Transcribe the full listing exactly, and drop every picture.

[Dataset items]
· · · · ·

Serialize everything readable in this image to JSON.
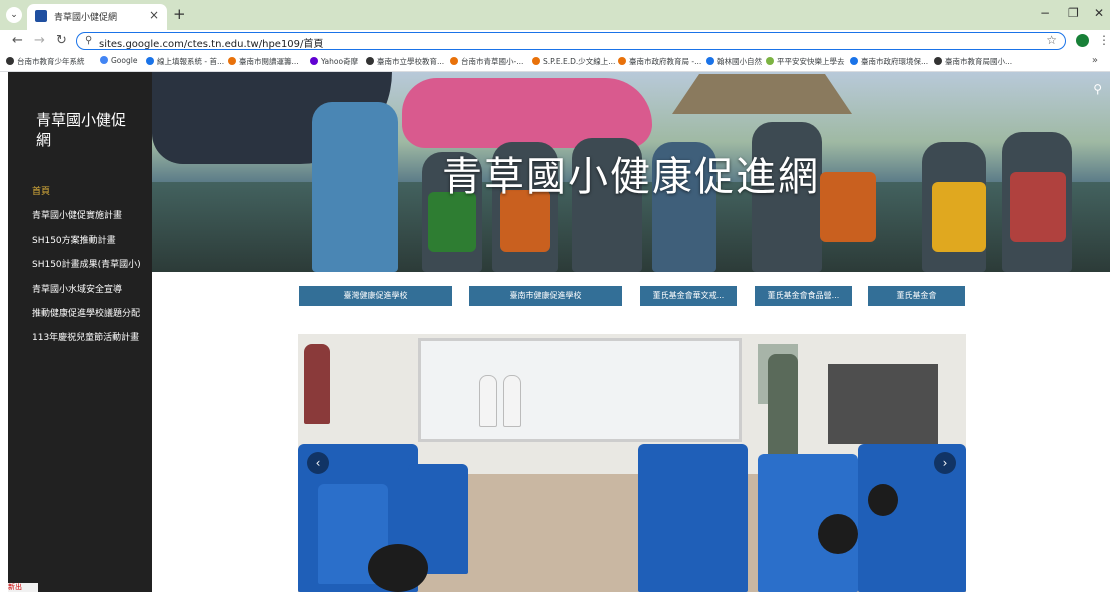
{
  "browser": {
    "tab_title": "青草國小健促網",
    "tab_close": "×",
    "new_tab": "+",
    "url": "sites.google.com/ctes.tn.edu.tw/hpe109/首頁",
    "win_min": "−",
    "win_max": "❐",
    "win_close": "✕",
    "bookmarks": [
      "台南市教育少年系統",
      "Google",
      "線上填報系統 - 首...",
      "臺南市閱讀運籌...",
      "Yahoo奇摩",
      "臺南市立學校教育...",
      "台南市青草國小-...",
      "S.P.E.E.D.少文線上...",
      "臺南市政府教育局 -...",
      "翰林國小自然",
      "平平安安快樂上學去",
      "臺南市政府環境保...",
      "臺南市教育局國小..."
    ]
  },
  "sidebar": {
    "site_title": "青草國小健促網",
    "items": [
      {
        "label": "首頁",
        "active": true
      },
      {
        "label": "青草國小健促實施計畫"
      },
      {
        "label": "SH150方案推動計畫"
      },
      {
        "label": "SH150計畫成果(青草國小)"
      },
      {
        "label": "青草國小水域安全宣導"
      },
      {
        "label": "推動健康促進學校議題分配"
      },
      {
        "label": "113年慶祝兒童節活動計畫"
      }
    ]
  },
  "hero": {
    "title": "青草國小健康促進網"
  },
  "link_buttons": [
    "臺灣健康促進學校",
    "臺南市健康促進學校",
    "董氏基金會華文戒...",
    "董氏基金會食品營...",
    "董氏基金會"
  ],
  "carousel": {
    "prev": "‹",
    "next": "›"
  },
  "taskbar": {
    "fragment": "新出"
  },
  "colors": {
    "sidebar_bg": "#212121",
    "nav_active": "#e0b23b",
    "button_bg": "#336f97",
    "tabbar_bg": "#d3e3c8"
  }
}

· · · · ·

# [Task answer]
Serialize everything readable in this image to JSON.
{
  "browser": {
    "tab_title": "青草國小健促網",
    "tab_close": "×",
    "new_tab": "+",
    "url": "sites.google.com/ctes.tn.edu.tw/hpe109/首頁",
    "win_min": "−",
    "win_max": "❐",
    "win_close": "✕",
    "bookmarks": [
      "台南市教育少年系統",
      "Google",
      "線上填報系統 - 首...",
      "臺南市閱讀運籌...",
      "Yahoo奇摩",
      "臺南市立學校教育...",
      "台南市青草國小-...",
      "S.P.E.E.D.少文線上...",
      "臺南市政府教育局 -...",
      "翰林國小自然",
      "平平安安快樂上學去",
      "臺南市政府環境保...",
      "臺南市教育局國小..."
    ]
  },
  "sidebar": {
    "site_title": "青草國小健促網",
    "items": [
      {
        "label": "首頁",
        "active": true
      },
      {
        "label": "青草國小健促實施計畫"
      },
      {
        "label": "SH150方案推動計畫"
      },
      {
        "label": "SH150計畫成果(青草國小)"
      },
      {
        "label": "青草國小水域安全宣導"
      },
      {
        "label": "推動健康促進學校議題分配"
      },
      {
        "label": "113年慶祝兒童節活動計畫"
      }
    ]
  },
  "hero": {
    "title": "青草國小健康促進網"
  },
  "link_buttons": [
    "臺灣健康促進學校",
    "臺南市健康促進學校",
    "董氏基金會華文戒...",
    "董氏基金會食品營...",
    "董氏基金會"
  ],
  "carousel": {
    "prev": "‹",
    "next": "›"
  },
  "taskbar": {
    "fragment": "新出"
  },
  "colors": {
    "sidebar_bg": "#212121",
    "nav_active": "#e0b23b",
    "button_bg": "#336f97",
    "tabbar_bg": "#d3e3c8"
  }
}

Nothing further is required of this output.